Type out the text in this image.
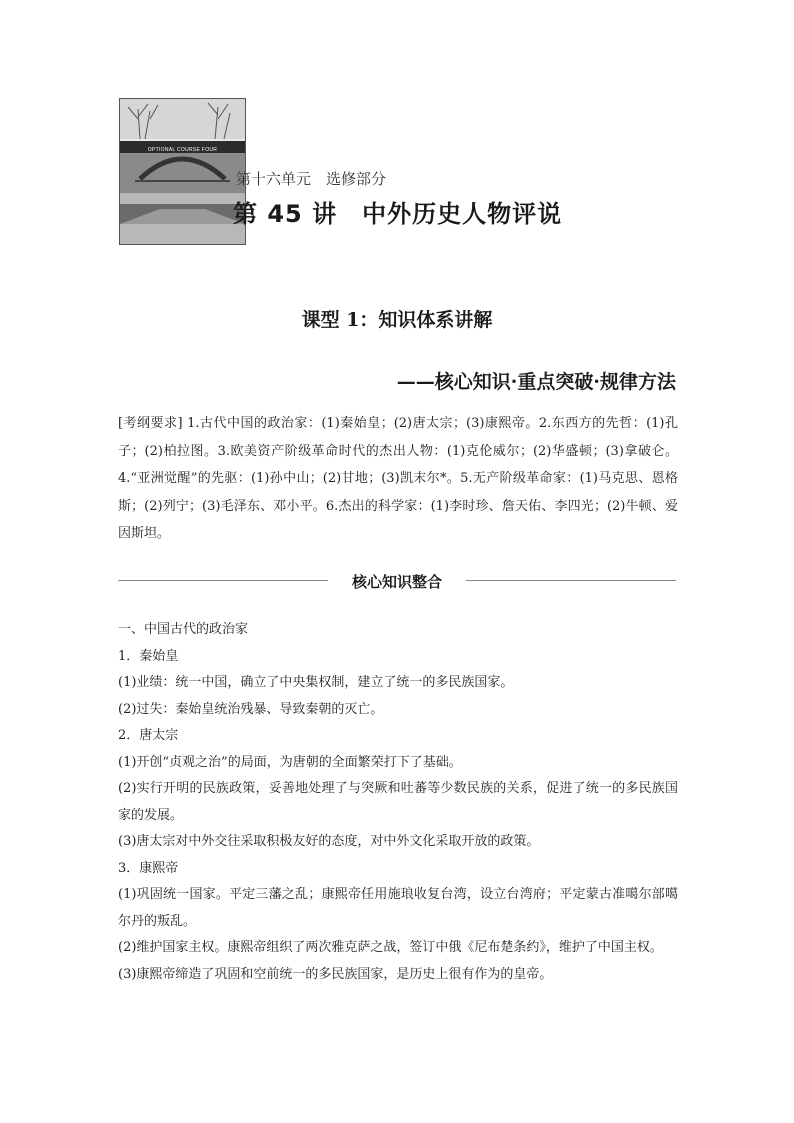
OPTIONAL COURSE FOUR
第十六单元　选修部分
第 45 讲　中外历史人物评说
课型 1：知识体系讲解
——核心知识·重点突破·规律方法
[考纲要求] 1.古代中国的政治家：(1)秦始皇；(2)唐太宗；(3)康熙帝。2.东西方的先哲：(1)孔子；(2)柏拉图。3.欧美资产阶级革命时代的杰出人物：(1)克伦威尔；(2)华盛顿；(3)拿破仑。4.“亚洲觉醒”的先驱：(1)孙中山；(2)甘地；(3)凯末尔*。5.无产阶级革命家：(1)马克思、恩格斯；(2)列宁；(3)毛泽东、邓小平。6.杰出的科学家：(1)李时珍、詹天佑、李四光；(2)牛顿、爱因斯坦。
核心知识整合

一、中国古代的政治家

1．秦始皇

(1)业绩：统一中国，确立了中央集权制，建立了统一的多民族国家。

(2)过失：秦始皇统治残暴、导致秦朝的灭亡。

2．唐太宗

(1)开创“贞观之治”的局面，为唐朝的全面繁荣打下了基础。

(2)实行开明的民族政策，妥善地处理了与突厥和吐蕃等少数民族的关系，促进了统一的多民族国家的发展。

(3)唐太宗对中外交往采取积极友好的态度，对中外文化采取开放的政策。

3．康熙帝

(1)巩固统一国家。平定三藩之乱；康熙帝任用施琅收复台湾，设立台湾府；平定蒙古准噶尔部噶尔丹的叛乱。

(2)维护国家主权。康熙帝组织了两次雅克萨之战，签订中俄《尼布楚条约》，维护了中国主权。

(3)康熙帝缔造了巩固和空前统一的多民族国家，是历史上很有作为的皇帝。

**BRIEF**
Copy the data word for word. Pictures do not go in the copy.

**RESULT OF THE TASK**
Type out the text in this image.
OPTIONAL COURSE FOUR
第十六单元　选修部分
第 45 讲　中外历史人物评说
课型 1：知识体系讲解
——核心知识·重点突破·规律方法
[考纲要求] 1.古代中国的政治家：(1)秦始皇；(2)唐太宗；(3)康熙帝。2.东西方的先哲：(1)孔子；(2)柏拉图。3.欧美资产阶级革命时代的杰出人物：(1)克伦威尔；(2)华盛顿；(3)拿破仑。4.“亚洲觉醒”的先驱：(1)孙中山；(2)甘地；(3)凯末尔*。5.无产阶级革命家：(1)马克思、恩格斯；(2)列宁；(3)毛泽东、邓小平。6.杰出的科学家：(1)李时珍、詹天佑、李四光；(2)牛顿、爱因斯坦。
核心知识整合

一、中国古代的政治家

1．秦始皇

(1)业绩：统一中国，确立了中央集权制，建立了统一的多民族国家。

(2)过失：秦始皇统治残暴、导致秦朝的灭亡。

2．唐太宗

(1)开创“贞观之治”的局面，为唐朝的全面繁荣打下了基础。

(2)实行开明的民族政策，妥善地处理了与突厥和吐蕃等少数民族的关系，促进了统一的多民族国家的发展。

(3)唐太宗对中外交往采取积极友好的态度，对中外文化采取开放的政策。

3．康熙帝

(1)巩固统一国家。平定三藩之乱；康熙帝任用施琅收复台湾，设立台湾府；平定蒙古准噶尔部噶尔丹的叛乱。

(2)维护国家主权。康熙帝组织了两次雅克萨之战，签订中俄《尼布楚条约》，维护了中国主权。

(3)康熙帝缔造了巩固和空前统一的多民族国家，是历史上很有作为的皇帝。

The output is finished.